WHAT YOU SHOULD DO
Reproduce each line of the listing exactly.

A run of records
------------------------------------------------------------
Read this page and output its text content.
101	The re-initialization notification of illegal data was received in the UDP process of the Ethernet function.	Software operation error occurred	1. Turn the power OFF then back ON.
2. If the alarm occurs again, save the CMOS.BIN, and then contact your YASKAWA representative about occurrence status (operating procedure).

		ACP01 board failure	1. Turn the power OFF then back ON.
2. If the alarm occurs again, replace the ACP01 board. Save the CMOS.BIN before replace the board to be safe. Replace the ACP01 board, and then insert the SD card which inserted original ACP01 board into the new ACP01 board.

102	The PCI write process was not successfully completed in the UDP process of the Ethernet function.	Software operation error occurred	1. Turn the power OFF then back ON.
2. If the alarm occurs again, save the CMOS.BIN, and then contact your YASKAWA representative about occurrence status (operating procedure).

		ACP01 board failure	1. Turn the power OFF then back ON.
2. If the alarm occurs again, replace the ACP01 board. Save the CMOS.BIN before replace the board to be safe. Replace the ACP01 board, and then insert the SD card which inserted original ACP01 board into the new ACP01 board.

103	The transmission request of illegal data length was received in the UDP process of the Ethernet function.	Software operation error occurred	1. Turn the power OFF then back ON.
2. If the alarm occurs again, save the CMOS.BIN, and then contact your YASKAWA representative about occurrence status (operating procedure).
------------------------------------------------------------
RESULT OF THE TASK
Read this page and output its text content.
101	The re-initialization notification of illegal data was received in the UDP process of the Ethernet function.	Software operation error occurred	1. Turn the power OFF then back ON.
2. If the alarm occurs again, save the CMOS.BIN, and then contact your YASKAWA representative about occurrence status (operating procedure).

		ACP01 board failure	1. Turn the power OFF then back ON.
2. If the alarm occurs again, replace the ACP01 board. Save the CMOS.BIN before replace the board to be safe. Replace the ACP01 board, and then insert the SD card which inserted original ACP01 board into the new ACP01 board.

102	The PCI write process was not successfully completed in the UDP process of the Ethernet function.	Software operation error occurred	1. Turn the power OFF then back ON.
2. If the alarm occurs again, save the CMOS.BIN, and then contact your YASKAWA representative about occurrence status (operating procedure).

		ACP01 board failure	1. Turn the power OFF then back ON.
2. If the alarm occurs again, replace the ACP01 board. Save the CMOS.BIN before replace the board to be safe. Replace the ACP01 board, and then insert the SD card which inserted original ACP01 board into the new ACP01 board.

103	The transmission request of illegal data length was received in the UDP process of the Ethernet function.	Software operation error occurred	1. Turn the power OFF then back ON.
2. If the alarm occurs again, save the CMOS.BIN, and then contact your YASKAWA representative about occurrence status (operating procedure).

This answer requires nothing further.